[start of Data supplied]

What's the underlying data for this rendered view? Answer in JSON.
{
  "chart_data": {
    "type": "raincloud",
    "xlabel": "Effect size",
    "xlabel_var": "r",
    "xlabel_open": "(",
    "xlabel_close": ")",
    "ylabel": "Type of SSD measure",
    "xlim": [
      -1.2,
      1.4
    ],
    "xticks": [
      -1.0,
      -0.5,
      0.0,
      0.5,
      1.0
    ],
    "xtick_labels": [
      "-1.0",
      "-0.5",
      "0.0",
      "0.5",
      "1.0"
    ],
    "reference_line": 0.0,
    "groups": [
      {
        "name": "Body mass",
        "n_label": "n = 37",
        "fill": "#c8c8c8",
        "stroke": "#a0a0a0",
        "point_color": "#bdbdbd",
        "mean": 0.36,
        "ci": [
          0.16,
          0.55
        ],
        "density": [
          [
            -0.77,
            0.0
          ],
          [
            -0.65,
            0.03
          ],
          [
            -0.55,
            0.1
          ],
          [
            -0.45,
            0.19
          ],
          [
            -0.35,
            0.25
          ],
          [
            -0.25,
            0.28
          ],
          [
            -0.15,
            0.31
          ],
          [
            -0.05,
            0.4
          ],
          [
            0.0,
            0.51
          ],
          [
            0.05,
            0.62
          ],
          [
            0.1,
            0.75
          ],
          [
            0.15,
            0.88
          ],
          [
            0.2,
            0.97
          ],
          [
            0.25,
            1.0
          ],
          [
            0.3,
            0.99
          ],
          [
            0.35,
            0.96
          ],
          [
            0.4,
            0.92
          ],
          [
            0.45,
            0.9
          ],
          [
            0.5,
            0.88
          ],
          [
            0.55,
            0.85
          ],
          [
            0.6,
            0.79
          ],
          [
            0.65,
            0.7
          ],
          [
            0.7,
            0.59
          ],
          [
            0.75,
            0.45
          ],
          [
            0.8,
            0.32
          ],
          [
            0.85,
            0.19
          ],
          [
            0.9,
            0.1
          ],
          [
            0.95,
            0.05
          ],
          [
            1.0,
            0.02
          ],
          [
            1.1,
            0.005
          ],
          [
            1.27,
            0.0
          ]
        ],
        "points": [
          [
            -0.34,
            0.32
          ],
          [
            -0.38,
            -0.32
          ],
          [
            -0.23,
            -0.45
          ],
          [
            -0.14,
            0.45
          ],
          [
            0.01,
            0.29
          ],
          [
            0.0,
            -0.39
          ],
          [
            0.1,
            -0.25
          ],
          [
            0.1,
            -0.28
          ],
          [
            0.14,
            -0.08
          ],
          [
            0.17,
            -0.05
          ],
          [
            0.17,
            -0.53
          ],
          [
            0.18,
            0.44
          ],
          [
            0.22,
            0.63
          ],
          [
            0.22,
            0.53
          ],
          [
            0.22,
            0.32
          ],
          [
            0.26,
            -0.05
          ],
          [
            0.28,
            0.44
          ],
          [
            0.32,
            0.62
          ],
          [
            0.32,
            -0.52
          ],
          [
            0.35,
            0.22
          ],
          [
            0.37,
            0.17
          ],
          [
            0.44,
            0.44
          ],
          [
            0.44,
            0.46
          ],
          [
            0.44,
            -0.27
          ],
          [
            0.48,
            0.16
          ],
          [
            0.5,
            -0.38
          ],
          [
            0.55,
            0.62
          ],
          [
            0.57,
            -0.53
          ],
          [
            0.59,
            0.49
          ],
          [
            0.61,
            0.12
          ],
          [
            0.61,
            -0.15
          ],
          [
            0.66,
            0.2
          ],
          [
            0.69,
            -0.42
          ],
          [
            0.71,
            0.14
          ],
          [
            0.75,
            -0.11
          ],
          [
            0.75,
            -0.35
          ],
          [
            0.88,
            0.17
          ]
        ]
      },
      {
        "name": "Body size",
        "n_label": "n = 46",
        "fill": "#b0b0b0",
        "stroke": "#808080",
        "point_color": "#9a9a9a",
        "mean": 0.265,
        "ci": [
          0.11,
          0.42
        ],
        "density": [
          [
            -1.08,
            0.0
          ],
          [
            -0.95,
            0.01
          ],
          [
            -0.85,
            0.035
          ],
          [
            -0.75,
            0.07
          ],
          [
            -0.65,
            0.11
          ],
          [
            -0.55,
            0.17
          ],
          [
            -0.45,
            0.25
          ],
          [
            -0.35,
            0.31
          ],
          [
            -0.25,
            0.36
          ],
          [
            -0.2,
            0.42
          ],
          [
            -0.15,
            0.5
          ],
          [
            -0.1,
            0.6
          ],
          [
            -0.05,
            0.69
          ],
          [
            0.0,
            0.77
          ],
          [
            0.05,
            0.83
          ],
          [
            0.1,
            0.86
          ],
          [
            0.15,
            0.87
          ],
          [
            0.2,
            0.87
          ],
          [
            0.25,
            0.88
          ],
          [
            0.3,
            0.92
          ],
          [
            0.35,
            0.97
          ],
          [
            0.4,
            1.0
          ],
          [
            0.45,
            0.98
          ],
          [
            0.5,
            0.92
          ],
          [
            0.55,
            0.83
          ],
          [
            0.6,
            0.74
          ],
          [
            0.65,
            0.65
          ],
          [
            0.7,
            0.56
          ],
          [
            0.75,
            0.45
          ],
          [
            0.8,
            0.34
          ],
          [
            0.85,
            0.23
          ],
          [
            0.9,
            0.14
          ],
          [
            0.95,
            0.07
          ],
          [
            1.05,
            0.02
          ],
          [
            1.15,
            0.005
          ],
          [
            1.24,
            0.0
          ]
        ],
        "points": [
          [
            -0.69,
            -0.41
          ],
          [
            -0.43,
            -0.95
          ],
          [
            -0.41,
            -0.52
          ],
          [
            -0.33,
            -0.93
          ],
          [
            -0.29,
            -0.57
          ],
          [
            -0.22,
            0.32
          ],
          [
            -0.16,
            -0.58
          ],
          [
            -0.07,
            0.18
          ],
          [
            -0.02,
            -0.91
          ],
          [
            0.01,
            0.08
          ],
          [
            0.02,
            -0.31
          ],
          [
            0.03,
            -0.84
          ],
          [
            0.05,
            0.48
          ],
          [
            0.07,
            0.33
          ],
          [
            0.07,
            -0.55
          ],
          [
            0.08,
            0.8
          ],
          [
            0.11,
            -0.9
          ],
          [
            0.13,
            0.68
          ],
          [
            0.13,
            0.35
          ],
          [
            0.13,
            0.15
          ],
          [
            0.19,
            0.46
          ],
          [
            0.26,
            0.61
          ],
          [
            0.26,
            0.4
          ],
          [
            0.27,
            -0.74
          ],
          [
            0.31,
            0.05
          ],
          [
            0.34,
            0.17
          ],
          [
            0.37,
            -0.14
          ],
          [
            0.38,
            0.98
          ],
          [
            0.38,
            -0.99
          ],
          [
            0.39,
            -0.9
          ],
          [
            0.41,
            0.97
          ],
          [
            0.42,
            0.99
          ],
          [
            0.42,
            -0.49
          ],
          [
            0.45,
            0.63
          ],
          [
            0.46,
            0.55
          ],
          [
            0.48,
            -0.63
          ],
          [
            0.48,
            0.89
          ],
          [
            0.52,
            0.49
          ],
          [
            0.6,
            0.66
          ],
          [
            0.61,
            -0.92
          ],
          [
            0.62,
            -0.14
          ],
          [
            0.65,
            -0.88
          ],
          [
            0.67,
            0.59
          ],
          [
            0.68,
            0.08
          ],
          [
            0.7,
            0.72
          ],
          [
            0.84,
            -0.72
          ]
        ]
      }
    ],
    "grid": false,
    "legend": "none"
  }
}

[end of Data supplied]

Reproduce all of the entries word for word.

What's the underlying data for this rendered view? Answer in JSON.
{
  "chart_data": {
    "type": "raincloud",
    "xlabel": "Effect size",
    "xlabel_var": "r",
    "xlabel_open": "(",
    "xlabel_close": ")",
    "ylabel": "Type of SSD measure",
    "xlim": [
      -1.2,
      1.4
    ],
    "xticks": [
      -1.0,
      -0.5,
      0.0,
      0.5,
      1.0
    ],
    "xtick_labels": [
      "-1.0",
      "-0.5",
      "0.0",
      "0.5",
      "1.0"
    ],
    "reference_line": 0.0,
    "groups": [
      {
        "name": "Body mass",
        "n_label": "n = 37",
        "fill": "#c8c8c8",
        "stroke": "#a0a0a0",
        "point_color": "#bdbdbd",
        "mean": 0.36,
        "ci": [
          0.16,
          0.55
        ],
        "density": [
          [
            -0.77,
            0.0
          ],
          [
            -0.65,
            0.03
          ],
          [
            -0.55,
            0.1
          ],
          [
            -0.45,
            0.19
          ],
          [
            -0.35,
            0.25
          ],
          [
            -0.25,
            0.28
          ],
          [
            -0.15,
            0.31
          ],
          [
            -0.05,
            0.4
          ],
          [
            0.0,
            0.51
          ],
          [
            0.05,
            0.62
          ],
          [
            0.1,
            0.75
          ],
          [
            0.15,
            0.88
          ],
          [
            0.2,
            0.97
          ],
          [
            0.25,
            1.0
          ],
          [
            0.3,
            0.99
          ],
          [
            0.35,
            0.96
          ],
          [
            0.4,
            0.92
          ],
          [
            0.45,
            0.9
          ],
          [
            0.5,
            0.88
          ],
          [
            0.55,
            0.85
          ],
          [
            0.6,
            0.79
          ],
          [
            0.65,
            0.7
          ],
          [
            0.7,
            0.59
          ],
          [
            0.75,
            0.45
          ],
          [
            0.8,
            0.32
          ],
          [
            0.85,
            0.19
          ],
          [
            0.9,
            0.1
          ],
          [
            0.95,
            0.05
          ],
          [
            1.0,
            0.02
          ],
          [
            1.1,
            0.005
          ],
          [
            1.27,
            0.0
          ]
        ],
        "points": [
          [
            -0.34,
            0.32
          ],
          [
            -0.38,
            -0.32
          ],
          [
            -0.23,
            -0.45
          ],
          [
            -0.14,
            0.45
          ],
          [
            0.01,
            0.29
          ],
          [
            0.0,
            -0.39
          ],
          [
            0.1,
            -0.25
          ],
          [
            0.1,
            -0.28
          ],
          [
            0.14,
            -0.08
          ],
          [
            0.17,
            -0.05
          ],
          [
            0.17,
            -0.53
          ],
          [
            0.18,
            0.44
          ],
          [
            0.22,
            0.63
          ],
          [
            0.22,
            0.53
          ],
          [
            0.22,
            0.32
          ],
          [
            0.26,
            -0.05
          ],
          [
            0.28,
            0.44
          ],
          [
            0.32,
            0.62
          ],
          [
            0.32,
            -0.52
          ],
          [
            0.35,
            0.22
          ],
          [
            0.37,
            0.17
          ],
          [
            0.44,
            0.44
          ],
          [
            0.44,
            0.46
          ],
          [
            0.44,
            -0.27
          ],
          [
            0.48,
            0.16
          ],
          [
            0.5,
            -0.38
          ],
          [
            0.55,
            0.62
          ],
          [
            0.57,
            -0.53
          ],
          [
            0.59,
            0.49
          ],
          [
            0.61,
            0.12
          ],
          [
            0.61,
            -0.15
          ],
          [
            0.66,
            0.2
          ],
          [
            0.69,
            -0.42
          ],
          [
            0.71,
            0.14
          ],
          [
            0.75,
            -0.11
          ],
          [
            0.75,
            -0.35
          ],
          [
            0.88,
            0.17
          ]
        ]
      },
      {
        "name": "Body size",
        "n_label": "n = 46",
        "fill": "#b0b0b0",
        "stroke": "#808080",
        "point_color": "#9a9a9a",
        "mean": 0.265,
        "ci": [
          0.11,
          0.42
        ],
        "density": [
          [
            -1.08,
            0.0
          ],
          [
            -0.95,
            0.01
          ],
          [
            -0.85,
            0.035
          ],
          [
            -0.75,
            0.07
          ],
          [
            -0.65,
            0.11
          ],
          [
            -0.55,
            0.17
          ],
          [
            -0.45,
            0.25
          ],
          [
            -0.35,
            0.31
          ],
          [
            -0.25,
            0.36
          ],
          [
            -0.2,
            0.42
          ],
          [
            -0.15,
            0.5
          ],
          [
            -0.1,
            0.6
          ],
          [
            -0.05,
            0.69
          ],
          [
            0.0,
            0.77
          ],
          [
            0.05,
            0.83
          ],
          [
            0.1,
            0.86
          ],
          [
            0.15,
            0.87
          ],
          [
            0.2,
            0.87
          ],
          [
            0.25,
            0.88
          ],
          [
            0.3,
            0.92
          ],
          [
            0.35,
            0.97
          ],
          [
            0.4,
            1.0
          ],
          [
            0.45,
            0.98
          ],
          [
            0.5,
            0.92
          ],
          [
            0.55,
            0.83
          ],
          [
            0.6,
            0.74
          ],
          [
            0.65,
            0.65
          ],
          [
            0.7,
            0.56
          ],
          [
            0.75,
            0.45
          ],
          [
            0.8,
            0.34
          ],
          [
            0.85,
            0.23
          ],
          [
            0.9,
            0.14
          ],
          [
            0.95,
            0.07
          ],
          [
            1.05,
            0.02
          ],
          [
            1.15,
            0.005
          ],
          [
            1.24,
            0.0
          ]
        ],
        "points": [
          [
            -0.69,
            -0.41
          ],
          [
            -0.43,
            -0.95
          ],
          [
            -0.41,
            -0.52
          ],
          [
            -0.33,
            -0.93
          ],
          [
            -0.29,
            -0.57
          ],
          [
            -0.22,
            0.32
          ],
          [
            -0.16,
            -0.58
          ],
          [
            -0.07,
            0.18
          ],
          [
            -0.02,
            -0.91
          ],
          [
            0.01,
            0.08
          ],
          [
            0.02,
            -0.31
          ],
          [
            0.03,
            -0.84
          ],
          [
            0.05,
            0.48
          ],
          [
            0.07,
            0.33
          ],
          [
            0.07,
            -0.55
          ],
          [
            0.08,
            0.8
          ],
          [
            0.11,
            -0.9
          ],
          [
            0.13,
            0.68
          ],
          [
            0.13,
            0.35
          ],
          [
            0.13,
            0.15
          ],
          [
            0.19,
            0.46
          ],
          [
            0.26,
            0.61
          ],
          [
            0.26,
            0.4
          ],
          [
            0.27,
            -0.74
          ],
          [
            0.31,
            0.05
          ],
          [
            0.34,
            0.17
          ],
          [
            0.37,
            -0.14
          ],
          [
            0.38,
            0.98
          ],
          [
            0.38,
            -0.99
          ],
          [
            0.39,
            -0.9
          ],
          [
            0.41,
            0.97
          ],
          [
            0.42,
            0.99
          ],
          [
            0.42,
            -0.49
          ],
          [
            0.45,
            0.63
          ],
          [
            0.46,
            0.55
          ],
          [
            0.48,
            -0.63
          ],
          [
            0.48,
            0.89
          ],
          [
            0.52,
            0.49
          ],
          [
            0.6,
            0.66
          ],
          [
            0.61,
            -0.92
          ],
          [
            0.62,
            -0.14
          ],
          [
            0.65,
            -0.88
          ],
          [
            0.67,
            0.59
          ],
          [
            0.68,
            0.08
          ],
          [
            0.7,
            0.72
          ],
          [
            0.84,
            -0.72
          ]
        ]
      }
    ],
    "grid": false,
    "legend": "none"
  }
}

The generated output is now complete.